Begin SOURCE RECORDS
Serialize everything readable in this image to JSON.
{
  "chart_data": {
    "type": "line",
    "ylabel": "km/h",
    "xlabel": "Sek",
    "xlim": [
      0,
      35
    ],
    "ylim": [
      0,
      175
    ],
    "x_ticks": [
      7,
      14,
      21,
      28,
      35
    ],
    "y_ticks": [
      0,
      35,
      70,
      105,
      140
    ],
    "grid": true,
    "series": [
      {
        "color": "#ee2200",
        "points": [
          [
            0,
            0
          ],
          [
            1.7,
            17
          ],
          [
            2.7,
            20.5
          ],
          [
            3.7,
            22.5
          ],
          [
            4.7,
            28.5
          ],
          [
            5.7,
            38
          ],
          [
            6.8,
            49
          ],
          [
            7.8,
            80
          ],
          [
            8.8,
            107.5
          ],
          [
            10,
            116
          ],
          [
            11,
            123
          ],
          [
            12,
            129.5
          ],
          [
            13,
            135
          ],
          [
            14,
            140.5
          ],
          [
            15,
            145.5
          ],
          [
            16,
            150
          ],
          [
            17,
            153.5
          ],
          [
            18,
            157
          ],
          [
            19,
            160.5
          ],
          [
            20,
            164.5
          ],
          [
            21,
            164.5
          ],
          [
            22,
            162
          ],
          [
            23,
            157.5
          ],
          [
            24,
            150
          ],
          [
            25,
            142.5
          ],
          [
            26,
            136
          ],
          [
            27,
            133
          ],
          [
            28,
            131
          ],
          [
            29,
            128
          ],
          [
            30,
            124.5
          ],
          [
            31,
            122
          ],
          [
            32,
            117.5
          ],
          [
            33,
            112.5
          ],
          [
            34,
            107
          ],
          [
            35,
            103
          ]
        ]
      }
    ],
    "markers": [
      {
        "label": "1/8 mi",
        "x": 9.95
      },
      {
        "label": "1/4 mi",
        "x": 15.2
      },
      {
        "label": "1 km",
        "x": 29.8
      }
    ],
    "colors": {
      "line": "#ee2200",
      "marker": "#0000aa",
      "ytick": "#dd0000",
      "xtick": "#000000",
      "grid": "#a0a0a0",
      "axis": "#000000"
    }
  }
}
End SOURCE RECORDS
Begin SOURCE RECORDS
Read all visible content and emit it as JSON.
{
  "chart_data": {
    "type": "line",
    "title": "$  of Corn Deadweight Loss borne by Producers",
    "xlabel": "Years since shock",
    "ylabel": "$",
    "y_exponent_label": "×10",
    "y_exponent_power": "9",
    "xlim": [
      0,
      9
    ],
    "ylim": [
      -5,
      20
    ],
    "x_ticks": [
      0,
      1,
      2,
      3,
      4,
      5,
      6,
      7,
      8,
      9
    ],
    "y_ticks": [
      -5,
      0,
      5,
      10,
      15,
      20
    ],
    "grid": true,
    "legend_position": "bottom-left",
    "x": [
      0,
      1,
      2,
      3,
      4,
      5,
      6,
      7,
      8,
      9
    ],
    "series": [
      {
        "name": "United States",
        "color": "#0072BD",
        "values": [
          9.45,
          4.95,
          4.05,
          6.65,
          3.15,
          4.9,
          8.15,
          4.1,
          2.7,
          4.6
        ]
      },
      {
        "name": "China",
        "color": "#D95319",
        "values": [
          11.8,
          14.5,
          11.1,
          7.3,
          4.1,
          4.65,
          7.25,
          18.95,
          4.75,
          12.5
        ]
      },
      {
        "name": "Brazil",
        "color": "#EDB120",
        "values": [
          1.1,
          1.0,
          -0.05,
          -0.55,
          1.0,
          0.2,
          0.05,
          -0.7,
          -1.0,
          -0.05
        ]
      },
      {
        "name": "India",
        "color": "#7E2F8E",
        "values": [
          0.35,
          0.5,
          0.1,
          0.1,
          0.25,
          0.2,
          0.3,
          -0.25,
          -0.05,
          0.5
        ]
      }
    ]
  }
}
End SOURCE RECORDS
WHAT THIS TASK INVOLVES: Copy out all lines where the word "JSON" appears.

SOLUTION BELOW:
Serialize everything readable in this image to JSON.
Read all visible content and emit it as JSON.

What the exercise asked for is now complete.